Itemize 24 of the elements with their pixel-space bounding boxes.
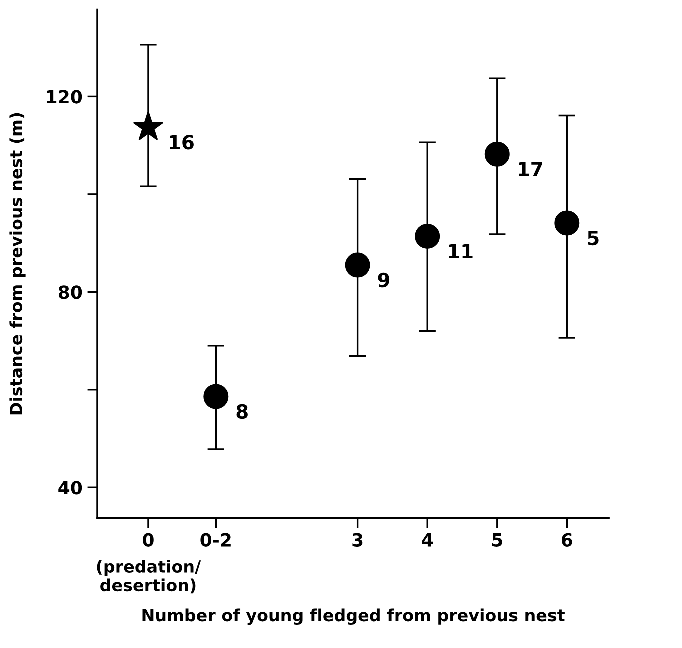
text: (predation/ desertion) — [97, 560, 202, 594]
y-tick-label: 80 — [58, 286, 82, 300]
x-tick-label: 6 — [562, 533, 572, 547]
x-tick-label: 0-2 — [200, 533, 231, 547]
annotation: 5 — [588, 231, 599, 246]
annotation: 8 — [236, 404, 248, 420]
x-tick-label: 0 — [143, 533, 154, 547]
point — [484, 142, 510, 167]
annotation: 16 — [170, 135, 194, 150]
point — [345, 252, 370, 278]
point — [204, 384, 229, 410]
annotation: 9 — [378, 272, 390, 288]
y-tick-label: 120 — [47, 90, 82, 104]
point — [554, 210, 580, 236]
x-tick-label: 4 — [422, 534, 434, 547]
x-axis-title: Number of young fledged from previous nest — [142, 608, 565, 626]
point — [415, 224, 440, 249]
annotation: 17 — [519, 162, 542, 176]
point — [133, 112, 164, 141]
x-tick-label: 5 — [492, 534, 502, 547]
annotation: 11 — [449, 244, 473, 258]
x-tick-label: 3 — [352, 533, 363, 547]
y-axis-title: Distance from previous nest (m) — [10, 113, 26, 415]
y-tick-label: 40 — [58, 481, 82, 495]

_ _ _ _

▶ **Work required**: Reproduce every line of the data above without alteration, leaving the picture out of your copy.

▶ **Reply**:
Itemize 24 of the elements with their pixel-space bounding boxes.
text: (predation/ desertion) — [97, 560, 202, 594]
y-tick-label: 80 — [58, 286, 82, 300]
x-tick-label: 6 — [562, 533, 572, 547]
x-tick-label: 0-2 — [200, 533, 231, 547]
annotation: 5 — [588, 231, 599, 246]
annotation: 8 — [236, 404, 248, 420]
x-tick-label: 0 — [143, 533, 154, 547]
point — [484, 142, 510, 167]
annotation: 16 — [170, 135, 194, 150]
point — [345, 252, 370, 278]
point — [204, 384, 229, 410]
annotation: 9 — [378, 272, 390, 288]
y-tick-label: 120 — [47, 90, 82, 104]
point — [554, 210, 580, 236]
x-tick-label: 4 — [422, 534, 434, 547]
x-axis-title: Number of young fledged from previous nest — [142, 608, 565, 626]
point — [415, 224, 440, 249]
annotation: 17 — [519, 162, 542, 176]
point — [133, 112, 164, 141]
x-tick-label: 5 — [492, 534, 502, 547]
annotation: 11 — [449, 244, 473, 258]
x-tick-label: 3 — [352, 533, 363, 547]
y-axis-title: Distance from previous nest (m) — [10, 113, 26, 415]
y-tick-label: 40 — [58, 481, 82, 495]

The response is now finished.